+++ RECORD EXCERPTS

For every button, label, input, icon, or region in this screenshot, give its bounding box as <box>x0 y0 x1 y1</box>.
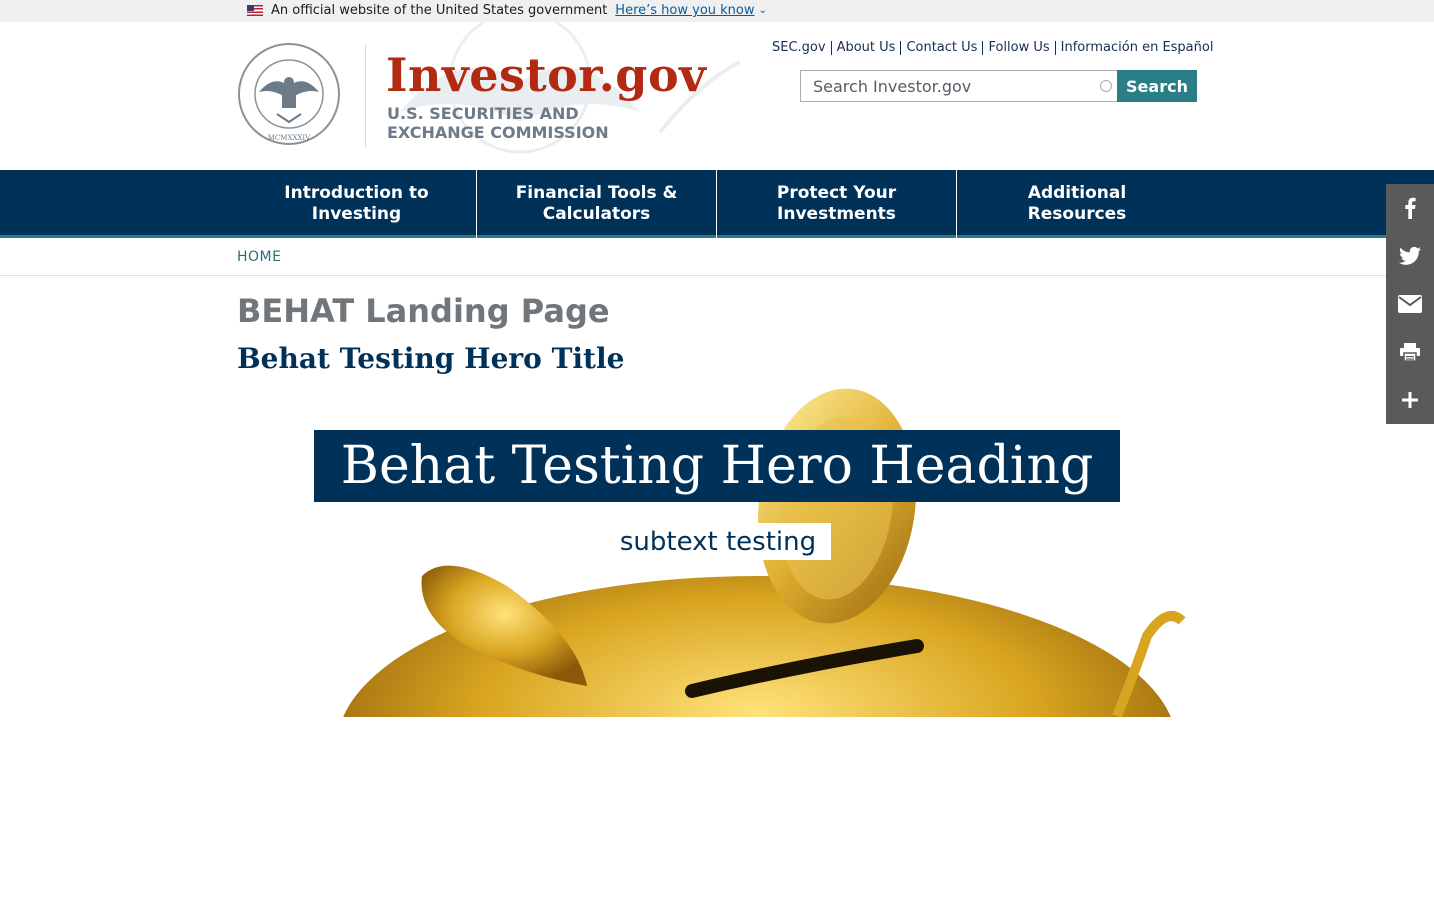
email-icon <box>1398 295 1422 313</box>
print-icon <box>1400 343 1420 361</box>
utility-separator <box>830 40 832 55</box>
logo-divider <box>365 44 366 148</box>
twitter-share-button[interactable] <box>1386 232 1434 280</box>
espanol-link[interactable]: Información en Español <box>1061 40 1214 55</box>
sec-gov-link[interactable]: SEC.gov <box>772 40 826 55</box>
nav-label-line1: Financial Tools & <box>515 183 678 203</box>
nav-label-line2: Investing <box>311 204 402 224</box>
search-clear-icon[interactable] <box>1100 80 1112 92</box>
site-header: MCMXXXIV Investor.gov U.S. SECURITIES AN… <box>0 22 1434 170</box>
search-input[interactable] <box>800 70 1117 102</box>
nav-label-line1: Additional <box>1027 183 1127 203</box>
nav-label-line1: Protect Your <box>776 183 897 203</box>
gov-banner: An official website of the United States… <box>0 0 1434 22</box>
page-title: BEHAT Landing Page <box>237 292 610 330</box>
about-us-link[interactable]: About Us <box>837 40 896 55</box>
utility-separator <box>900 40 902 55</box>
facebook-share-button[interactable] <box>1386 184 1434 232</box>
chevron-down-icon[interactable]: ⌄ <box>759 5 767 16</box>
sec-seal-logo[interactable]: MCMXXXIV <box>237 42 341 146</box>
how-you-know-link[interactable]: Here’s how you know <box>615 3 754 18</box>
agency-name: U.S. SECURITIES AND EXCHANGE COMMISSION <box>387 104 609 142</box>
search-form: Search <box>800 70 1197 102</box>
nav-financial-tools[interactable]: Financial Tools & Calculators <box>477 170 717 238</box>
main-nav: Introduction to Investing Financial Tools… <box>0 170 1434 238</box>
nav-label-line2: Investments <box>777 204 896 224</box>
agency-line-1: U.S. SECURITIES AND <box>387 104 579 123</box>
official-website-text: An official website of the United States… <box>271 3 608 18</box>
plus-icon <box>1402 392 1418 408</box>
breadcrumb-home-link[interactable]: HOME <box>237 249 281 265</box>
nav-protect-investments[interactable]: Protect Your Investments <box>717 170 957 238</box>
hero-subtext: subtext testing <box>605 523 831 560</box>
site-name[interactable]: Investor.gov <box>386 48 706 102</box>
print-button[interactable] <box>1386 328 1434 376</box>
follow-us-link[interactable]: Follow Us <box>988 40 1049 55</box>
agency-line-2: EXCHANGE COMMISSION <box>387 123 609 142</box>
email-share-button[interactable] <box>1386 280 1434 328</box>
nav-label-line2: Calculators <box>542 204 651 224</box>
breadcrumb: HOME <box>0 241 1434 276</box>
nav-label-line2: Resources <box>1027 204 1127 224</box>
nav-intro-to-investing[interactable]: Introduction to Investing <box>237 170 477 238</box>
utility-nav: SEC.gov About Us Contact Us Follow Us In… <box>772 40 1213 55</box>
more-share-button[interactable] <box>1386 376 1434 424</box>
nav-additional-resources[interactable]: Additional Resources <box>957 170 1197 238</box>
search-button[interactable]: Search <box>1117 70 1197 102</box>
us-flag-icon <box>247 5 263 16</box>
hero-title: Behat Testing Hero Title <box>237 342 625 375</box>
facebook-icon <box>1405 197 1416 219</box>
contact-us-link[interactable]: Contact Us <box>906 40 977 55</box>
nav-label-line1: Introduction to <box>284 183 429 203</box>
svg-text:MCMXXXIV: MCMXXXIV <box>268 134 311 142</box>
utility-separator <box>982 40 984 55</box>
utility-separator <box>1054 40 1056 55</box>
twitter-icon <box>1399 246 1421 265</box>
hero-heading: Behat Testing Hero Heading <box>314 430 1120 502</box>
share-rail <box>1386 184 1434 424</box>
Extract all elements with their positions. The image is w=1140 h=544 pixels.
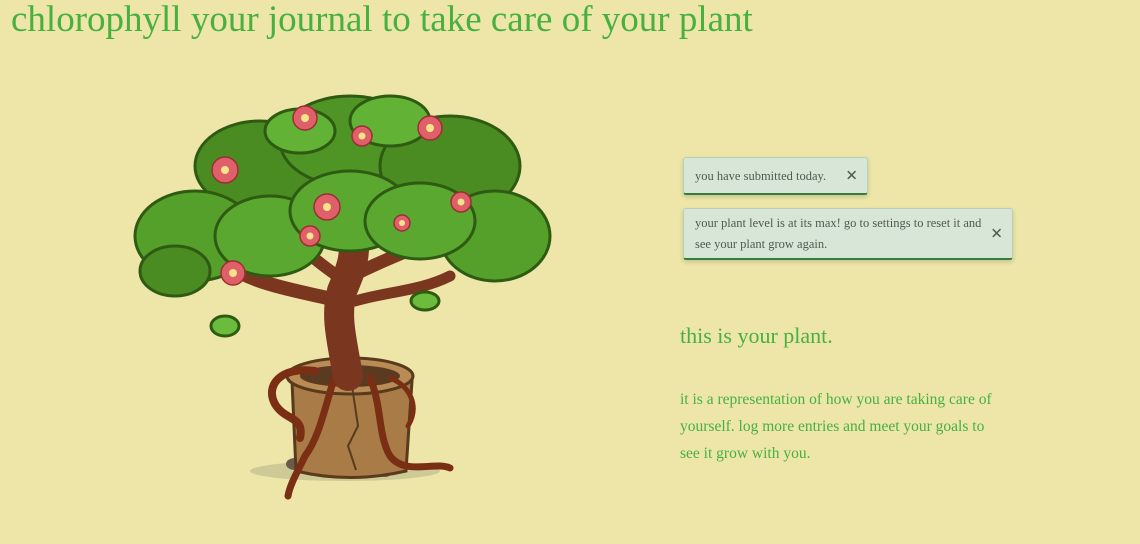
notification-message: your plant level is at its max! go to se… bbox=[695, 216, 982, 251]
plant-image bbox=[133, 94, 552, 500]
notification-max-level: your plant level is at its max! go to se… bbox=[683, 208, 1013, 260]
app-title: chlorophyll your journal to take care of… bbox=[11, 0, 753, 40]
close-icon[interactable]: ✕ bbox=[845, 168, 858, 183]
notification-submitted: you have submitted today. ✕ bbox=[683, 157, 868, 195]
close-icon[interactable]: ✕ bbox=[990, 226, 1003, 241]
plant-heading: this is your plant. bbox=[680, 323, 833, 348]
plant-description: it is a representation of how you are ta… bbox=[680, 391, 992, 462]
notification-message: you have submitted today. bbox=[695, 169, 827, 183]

++++++

### [EXERCISE]
Copy out the rows character for character, starting with the row that contains "notification-message: your plant" and ending with the row that contains "notification-max-level: your plant", both included.

### [TASK ANSWER]
notification-message: your plant level is at its max! go to se… bbox=[695, 216, 982, 251]
plant-image bbox=[133, 94, 552, 500]
notification-max-level: your plant level is at its max! go to se… bbox=[683, 208, 1013, 260]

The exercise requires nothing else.